TO DO. Filter these entries, keeping only lines that hold the word "image".

--- START OF PROVIDED MATERIAL ---

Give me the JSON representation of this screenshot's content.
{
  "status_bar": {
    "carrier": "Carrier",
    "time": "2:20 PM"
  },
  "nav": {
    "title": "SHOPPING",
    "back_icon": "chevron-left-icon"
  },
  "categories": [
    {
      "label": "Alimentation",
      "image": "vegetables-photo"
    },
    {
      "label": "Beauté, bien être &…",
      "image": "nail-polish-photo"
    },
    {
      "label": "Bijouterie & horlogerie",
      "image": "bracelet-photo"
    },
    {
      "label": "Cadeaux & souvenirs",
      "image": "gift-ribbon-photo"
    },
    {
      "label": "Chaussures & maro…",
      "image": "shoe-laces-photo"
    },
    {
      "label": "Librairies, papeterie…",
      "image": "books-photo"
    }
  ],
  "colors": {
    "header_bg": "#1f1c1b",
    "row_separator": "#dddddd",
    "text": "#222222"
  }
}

--- END OF PROVIDED MATERIAL ---
--- START OF PROVIDED MATERIAL ---

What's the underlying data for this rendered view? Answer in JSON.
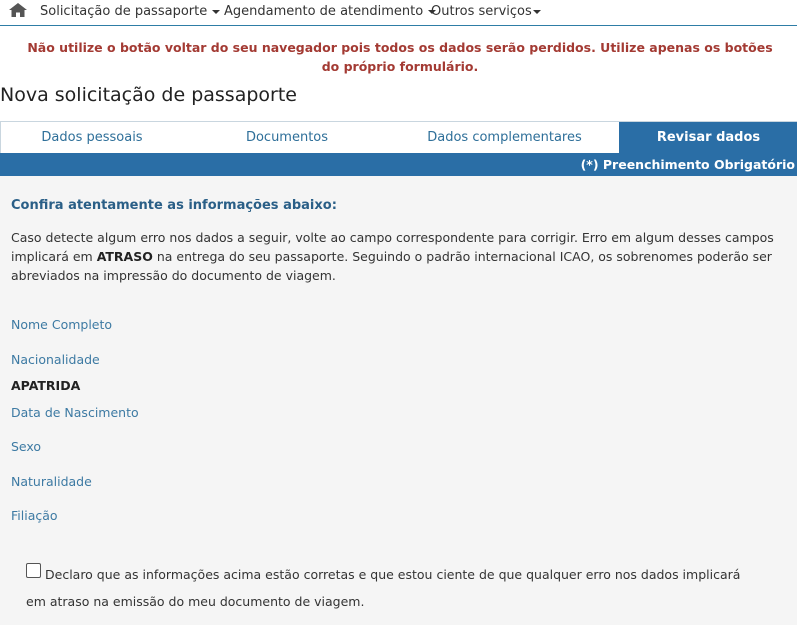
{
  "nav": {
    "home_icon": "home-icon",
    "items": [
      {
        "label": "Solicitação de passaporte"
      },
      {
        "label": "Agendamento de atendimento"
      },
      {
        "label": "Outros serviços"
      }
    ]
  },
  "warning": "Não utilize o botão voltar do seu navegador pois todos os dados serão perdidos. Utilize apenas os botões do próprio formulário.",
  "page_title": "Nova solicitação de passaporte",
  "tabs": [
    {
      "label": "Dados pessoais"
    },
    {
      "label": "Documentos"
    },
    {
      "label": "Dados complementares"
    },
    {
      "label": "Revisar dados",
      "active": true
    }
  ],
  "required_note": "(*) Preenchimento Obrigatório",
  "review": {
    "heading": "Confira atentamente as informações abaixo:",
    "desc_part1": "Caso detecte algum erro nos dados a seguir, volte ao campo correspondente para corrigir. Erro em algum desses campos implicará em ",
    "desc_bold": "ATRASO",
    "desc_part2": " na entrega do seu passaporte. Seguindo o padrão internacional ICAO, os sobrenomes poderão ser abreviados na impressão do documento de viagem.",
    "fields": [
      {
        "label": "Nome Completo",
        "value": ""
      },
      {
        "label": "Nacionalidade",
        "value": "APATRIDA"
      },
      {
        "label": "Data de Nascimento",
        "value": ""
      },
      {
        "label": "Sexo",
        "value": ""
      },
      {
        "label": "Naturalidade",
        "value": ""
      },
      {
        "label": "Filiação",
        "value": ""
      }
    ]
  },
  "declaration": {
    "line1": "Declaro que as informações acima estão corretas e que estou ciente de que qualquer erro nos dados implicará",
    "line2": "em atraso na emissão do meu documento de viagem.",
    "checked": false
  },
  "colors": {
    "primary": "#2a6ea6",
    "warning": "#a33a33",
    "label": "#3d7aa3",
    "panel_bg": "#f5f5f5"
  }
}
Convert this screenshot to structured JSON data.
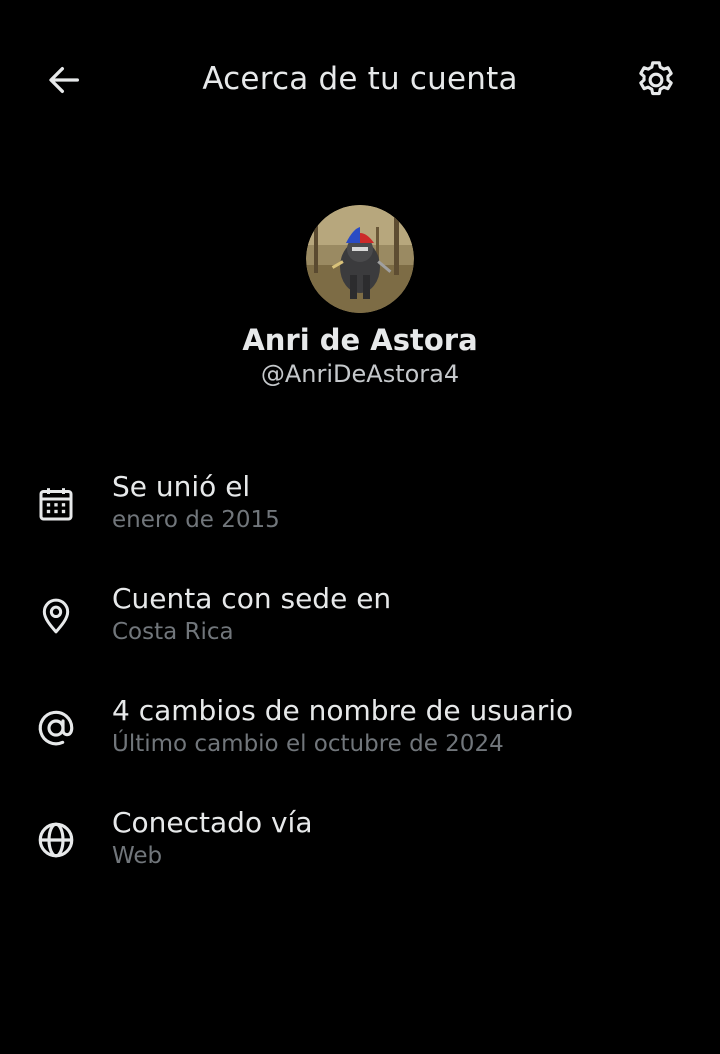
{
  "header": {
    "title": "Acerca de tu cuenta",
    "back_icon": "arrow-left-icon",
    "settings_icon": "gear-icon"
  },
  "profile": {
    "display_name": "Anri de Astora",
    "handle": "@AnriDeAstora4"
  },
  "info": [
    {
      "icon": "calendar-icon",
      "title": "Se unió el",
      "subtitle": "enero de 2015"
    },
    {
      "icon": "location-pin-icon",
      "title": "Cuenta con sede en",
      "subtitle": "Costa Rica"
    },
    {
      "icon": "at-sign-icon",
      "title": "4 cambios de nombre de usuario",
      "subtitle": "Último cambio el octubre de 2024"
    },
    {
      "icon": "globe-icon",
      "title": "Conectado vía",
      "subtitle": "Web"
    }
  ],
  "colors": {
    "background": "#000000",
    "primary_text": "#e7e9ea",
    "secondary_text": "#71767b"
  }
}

--- END OF PROVIDED MATERIAL ---

ANSWER FOR THE TASK.
      "image": "vegetables-photo"
      "image": "nail-polish-photo"
      "image": "bracelet-photo"
      "image": "gift-ribbon-photo"
      "image": "shoe-laces-photo"
      "image": "books-photo"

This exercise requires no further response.